Exercise details: Extract all lines containing "this".

┄┄┄┄┄┄┄┄┄┄┄┄┄┄┄┄┄┄┄┄

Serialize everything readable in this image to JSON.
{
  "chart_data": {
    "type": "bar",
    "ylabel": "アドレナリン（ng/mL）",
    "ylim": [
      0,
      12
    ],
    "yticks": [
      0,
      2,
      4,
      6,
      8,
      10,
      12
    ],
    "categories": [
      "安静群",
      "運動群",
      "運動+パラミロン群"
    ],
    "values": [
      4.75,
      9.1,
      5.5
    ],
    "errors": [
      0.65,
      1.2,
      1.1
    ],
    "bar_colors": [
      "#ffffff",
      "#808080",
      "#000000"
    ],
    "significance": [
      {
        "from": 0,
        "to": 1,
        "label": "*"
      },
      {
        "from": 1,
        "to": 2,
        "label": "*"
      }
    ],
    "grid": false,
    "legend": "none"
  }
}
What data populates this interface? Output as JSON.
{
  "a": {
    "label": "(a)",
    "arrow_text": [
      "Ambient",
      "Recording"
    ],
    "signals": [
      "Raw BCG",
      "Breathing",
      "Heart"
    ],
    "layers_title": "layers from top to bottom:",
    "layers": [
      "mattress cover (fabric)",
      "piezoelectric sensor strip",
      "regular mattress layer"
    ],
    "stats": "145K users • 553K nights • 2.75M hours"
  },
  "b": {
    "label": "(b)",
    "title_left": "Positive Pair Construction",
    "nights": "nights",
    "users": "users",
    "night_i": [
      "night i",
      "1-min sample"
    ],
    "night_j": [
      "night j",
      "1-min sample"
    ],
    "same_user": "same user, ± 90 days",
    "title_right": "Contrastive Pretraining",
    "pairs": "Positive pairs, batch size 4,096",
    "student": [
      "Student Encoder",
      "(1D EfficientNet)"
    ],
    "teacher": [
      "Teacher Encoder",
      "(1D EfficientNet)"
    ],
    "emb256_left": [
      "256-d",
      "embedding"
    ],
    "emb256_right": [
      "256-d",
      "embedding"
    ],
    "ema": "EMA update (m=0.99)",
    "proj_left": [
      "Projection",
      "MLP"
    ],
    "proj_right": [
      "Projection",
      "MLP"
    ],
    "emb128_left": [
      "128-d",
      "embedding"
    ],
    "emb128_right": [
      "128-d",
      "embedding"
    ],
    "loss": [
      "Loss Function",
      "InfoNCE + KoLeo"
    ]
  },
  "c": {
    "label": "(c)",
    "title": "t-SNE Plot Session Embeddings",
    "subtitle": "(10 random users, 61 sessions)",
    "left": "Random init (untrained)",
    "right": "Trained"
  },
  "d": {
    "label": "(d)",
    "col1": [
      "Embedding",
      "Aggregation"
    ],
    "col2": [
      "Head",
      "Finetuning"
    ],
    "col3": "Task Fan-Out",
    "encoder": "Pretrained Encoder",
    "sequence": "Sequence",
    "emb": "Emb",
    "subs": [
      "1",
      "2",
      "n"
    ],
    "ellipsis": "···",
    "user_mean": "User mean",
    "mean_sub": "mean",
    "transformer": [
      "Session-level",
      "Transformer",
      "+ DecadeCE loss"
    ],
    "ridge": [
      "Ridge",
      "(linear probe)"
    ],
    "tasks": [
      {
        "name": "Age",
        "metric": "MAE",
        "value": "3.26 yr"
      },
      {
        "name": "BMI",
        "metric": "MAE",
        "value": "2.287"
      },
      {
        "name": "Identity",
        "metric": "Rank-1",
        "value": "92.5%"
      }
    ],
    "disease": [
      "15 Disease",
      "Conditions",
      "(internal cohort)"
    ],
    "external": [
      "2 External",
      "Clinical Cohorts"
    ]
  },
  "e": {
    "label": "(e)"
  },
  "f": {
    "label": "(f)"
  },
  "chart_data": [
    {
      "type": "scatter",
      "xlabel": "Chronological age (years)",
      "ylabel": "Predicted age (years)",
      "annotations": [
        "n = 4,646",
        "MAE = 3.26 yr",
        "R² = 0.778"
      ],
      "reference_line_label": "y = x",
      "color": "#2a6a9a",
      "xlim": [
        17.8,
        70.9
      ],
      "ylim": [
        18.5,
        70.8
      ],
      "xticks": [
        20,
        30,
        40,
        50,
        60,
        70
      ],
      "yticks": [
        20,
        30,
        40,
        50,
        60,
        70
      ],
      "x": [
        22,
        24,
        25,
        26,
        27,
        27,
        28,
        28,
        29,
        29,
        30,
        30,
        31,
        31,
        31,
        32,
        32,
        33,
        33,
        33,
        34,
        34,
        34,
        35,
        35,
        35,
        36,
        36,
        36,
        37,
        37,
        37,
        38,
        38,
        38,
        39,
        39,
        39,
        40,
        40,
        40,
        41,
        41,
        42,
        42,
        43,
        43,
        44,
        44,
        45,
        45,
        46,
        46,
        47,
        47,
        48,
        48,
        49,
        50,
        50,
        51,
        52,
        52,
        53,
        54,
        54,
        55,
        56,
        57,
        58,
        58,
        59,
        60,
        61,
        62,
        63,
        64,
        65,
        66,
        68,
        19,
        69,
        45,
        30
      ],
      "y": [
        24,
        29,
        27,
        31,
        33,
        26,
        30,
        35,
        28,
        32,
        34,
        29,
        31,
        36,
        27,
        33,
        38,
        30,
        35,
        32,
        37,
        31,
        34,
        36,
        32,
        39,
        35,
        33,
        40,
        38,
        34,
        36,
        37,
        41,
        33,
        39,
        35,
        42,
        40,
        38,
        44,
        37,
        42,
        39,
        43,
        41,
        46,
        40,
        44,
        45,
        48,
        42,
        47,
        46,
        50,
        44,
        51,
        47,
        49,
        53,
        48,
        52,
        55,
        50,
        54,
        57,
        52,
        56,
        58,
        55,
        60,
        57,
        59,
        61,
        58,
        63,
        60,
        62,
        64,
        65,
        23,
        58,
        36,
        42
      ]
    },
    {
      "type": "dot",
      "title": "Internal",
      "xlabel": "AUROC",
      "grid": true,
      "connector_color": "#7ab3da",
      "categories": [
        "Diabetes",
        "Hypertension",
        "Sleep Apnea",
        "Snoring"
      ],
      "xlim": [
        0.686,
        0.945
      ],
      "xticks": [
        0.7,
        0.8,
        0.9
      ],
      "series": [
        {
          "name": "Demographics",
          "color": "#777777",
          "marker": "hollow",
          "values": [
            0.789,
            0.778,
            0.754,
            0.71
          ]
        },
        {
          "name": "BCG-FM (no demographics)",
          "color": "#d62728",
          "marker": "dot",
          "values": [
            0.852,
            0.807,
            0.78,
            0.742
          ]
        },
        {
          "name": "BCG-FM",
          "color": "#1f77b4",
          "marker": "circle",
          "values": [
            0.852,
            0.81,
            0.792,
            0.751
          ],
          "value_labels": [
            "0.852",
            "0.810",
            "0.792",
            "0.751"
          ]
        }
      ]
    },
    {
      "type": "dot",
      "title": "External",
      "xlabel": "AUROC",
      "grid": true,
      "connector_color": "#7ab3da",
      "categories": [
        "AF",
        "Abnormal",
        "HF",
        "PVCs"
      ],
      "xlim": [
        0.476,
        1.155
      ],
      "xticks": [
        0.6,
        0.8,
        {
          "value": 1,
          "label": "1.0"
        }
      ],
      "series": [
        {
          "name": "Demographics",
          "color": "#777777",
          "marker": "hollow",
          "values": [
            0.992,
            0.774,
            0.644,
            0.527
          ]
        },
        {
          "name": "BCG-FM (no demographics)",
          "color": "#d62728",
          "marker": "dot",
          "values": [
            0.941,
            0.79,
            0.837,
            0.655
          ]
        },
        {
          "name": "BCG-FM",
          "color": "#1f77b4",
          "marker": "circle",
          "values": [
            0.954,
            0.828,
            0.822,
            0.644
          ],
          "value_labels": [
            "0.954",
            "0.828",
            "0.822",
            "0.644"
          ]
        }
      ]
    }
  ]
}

┄┄┄┄┄┄┄┄┄┄┄┄┄┄┄┄┄┄┄┄

Task answer:
Serialize everything readable in this image to JSON.
What data populates this interface? Output as JSON.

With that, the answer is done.